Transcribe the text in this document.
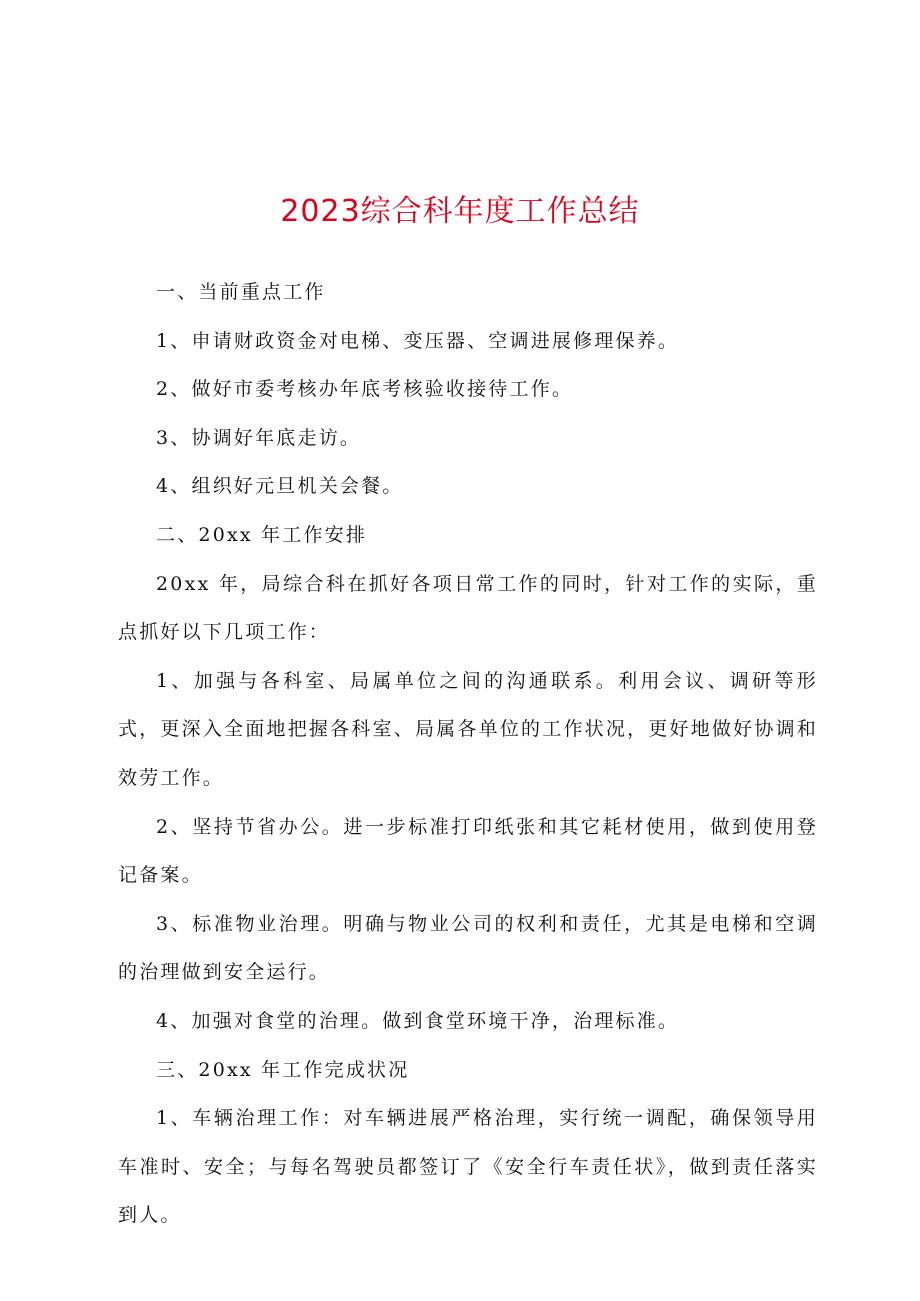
2023综合科年度工作总结

一、当前重点工作

1、申请财政资金对电梯、变压器、空调进展修理保养。

2、做好市委考核办年底考核验收接待工作。

3、协调好年底走访。

4、组织好元旦机关会餐。

二、20xx 年工作安排

20xx 年，局综合科在抓好各项日常工作的同时，针对工作的实际，重点抓好以下几项工作：

1、加强与各科室、局属单位之间的沟通联系。利用会议、调研等形式，更深入全面地把握各科室、局属各单位的工作状况，更好地做好协调和效劳工作。

2、坚持节省办公。进一步标准打印纸张和其它耗材使用，做到使用登记备案。

3、标准物业治理。明确与物业公司的权利和责任，尤其是电梯和空调的治理做到安全运行。

4、加强对食堂的治理。做到食堂环境干净，治理标准。

三、20xx 年工作完成状况

1、车辆治理工作：对车辆进展严格治理，实行统一调配，确保领导用车准时、安全；与每名驾驶员都签订了《安全行车责任状》，做到责任落实到人。
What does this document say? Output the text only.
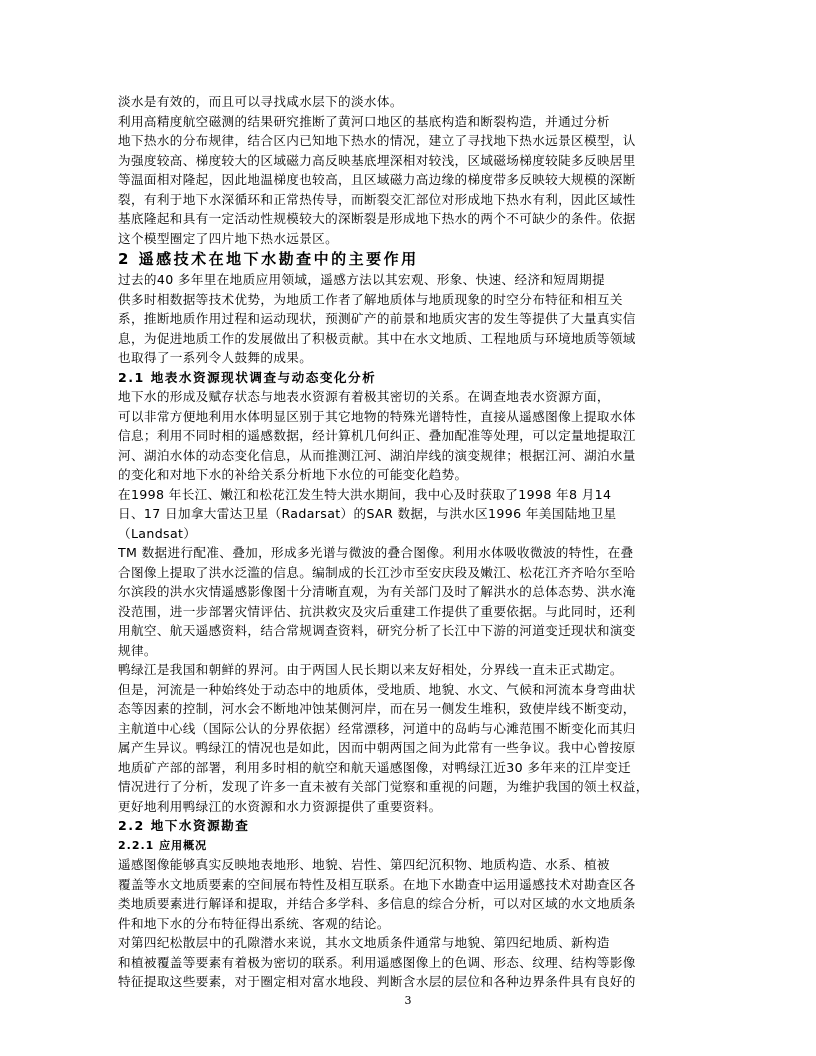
淡水是有效的，而且可以寻找咸水层下的淡水体。

利用高精度航空磁测的结果研究推断了黄河口地区的基底构造和断裂构造，并通过分析

地下热水的分布规律，结合区内已知地下热水的情况，建立了寻找地下热水远景区模型，认

为强度较高、梯度较大的区域磁力高反映基底埋深相对较浅，区域磁场梯度较陡多反映居里

等温面相对隆起，因此地温梯度也较高，且区域磁力高边缘的梯度带多反映较大规模的深断

裂，有利于地下水深循环和正常热传导，而断裂交汇部位对形成地下热水有利，因此区域性

基底隆起和具有一定活动性规模较大的深断裂是形成地下热水的两个不可缺少的条件。依据

这个模型圈定了四片地下热水远景区。

2 遥感技术在地下水勘查中的主要作用

过去的40 多年里在地质应用领域，遥感方法以其宏观、形象、快速、经济和短周期提

供多时相数据等技术优势，为地质工作者了解地质体与地质现象的时空分布特征和相互关

系，推断地质作用过程和运动现状，预测矿产的前景和地质灾害的发生等提供了大量真实信

息，为促进地质工作的发展做出了积极贡献。其中在水文地质、工程地质与环境地质等领域

也取得了一系列令人鼓舞的成果。

2.1 地表水资源现状调查与动态变化分析

地下水的形成及赋存状态与地表水资源有着极其密切的关系。在调查地表水资源方面，

可以非常方便地利用水体明显区别于其它地物的特殊光谱特性，直接从遥感图像上提取水体

信息；利用不同时相的遥感数据，经计算机几何纠正、叠加配准等处理，可以定量地提取江

河、湖泊水体的动态变化信息，从而推测江河、湖泊岸线的演变规律；根据江河、湖泊水量

的变化和对地下水的补给关系分析地下水位的可能变化趋势。

在1998 年长江、嫩江和松花江发生特大洪水期间，我中心及时获取了1998 年8 月14

日、17 日加拿大雷达卫星（Radarsat）的SAR 数据，与洪水区1996 年美国陆地卫星

（Landsat）

TM 数据进行配准、叠加，形成多光谱与微波的叠合图像。利用水体吸收微波的特性，在叠

合图像上提取了洪水泛滥的信息。编制成的长江沙市至安庆段及嫩江、松花江齐齐哈尔至哈

尔滨段的洪水灾情遥感影像图十分清晰直观，为有关部门及时了解洪水的总体态势、洪水淹

没范围，进一步部署灾情评估、抗洪救灾及灾后重建工作提供了重要依据。与此同时，还利

用航空、航天遥感资料，结合常规调查资料，研究分析了长江中下游的河道变迁现状和演变

规律。

鸭绿江是我国和朝鲜的界河。由于两国人民长期以来友好相处，分界线一直未正式勘定。

但是，河流是一种始终处于动态中的地质体，受地质、地貌、水文、气候和河流本身弯曲状

态等因素的控制，河水会不断地冲蚀某侧河岸，而在另一侧发生堆积，致使岸线不断变动，

主航道中心线（国际公认的分界依据）经常漂移，河道中的岛屿与心滩范围不断变化而其归

属产生异议。鸭绿江的情况也是如此，因而中朝两国之间为此常有一些争议。我中心曾按原

地质矿产部的部署，利用多时相的航空和航天遥感图像，对鸭绿江近30 多年来的江岸变迁

情况进行了分析，发现了许多一直未被有关部门觉察和重视的问题，为维护我国的领土权益，

更好地利用鸭绿江的水资源和水力资源提供了重要资料。

2.2 地下水资源勘查

2.2.1 应用概况

遥感图像能够真实反映地表地形、地貌、岩性、第四纪沉积物、地质构造、水系、植被

覆盖等水文地质要素的空间展布特性及相互联系。在地下水勘查中运用遥感技术对勘查区各

类地质要素进行解译和提取，并结合多学科、多信息的综合分析，可以对区域的水文地质条

件和地下水的分布特征得出系统、客观的结论。

对第四纪松散层中的孔隙潜水来说，其水文地质条件通常与地貌、第四纪地质、新构造

和植被覆盖等要素有着极为密切的联系。利用遥感图像上的色调、形态、纹理、结构等影像

特征提取这些要素，对于圈定相对富水地段、判断含水层的层位和各种边界条件具有良好的

3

### Work to do
Lines containing the word "this" must all be returned from the material above.

### Solved problem
Transcribe the text in this document.
What does this document say? Output the text only.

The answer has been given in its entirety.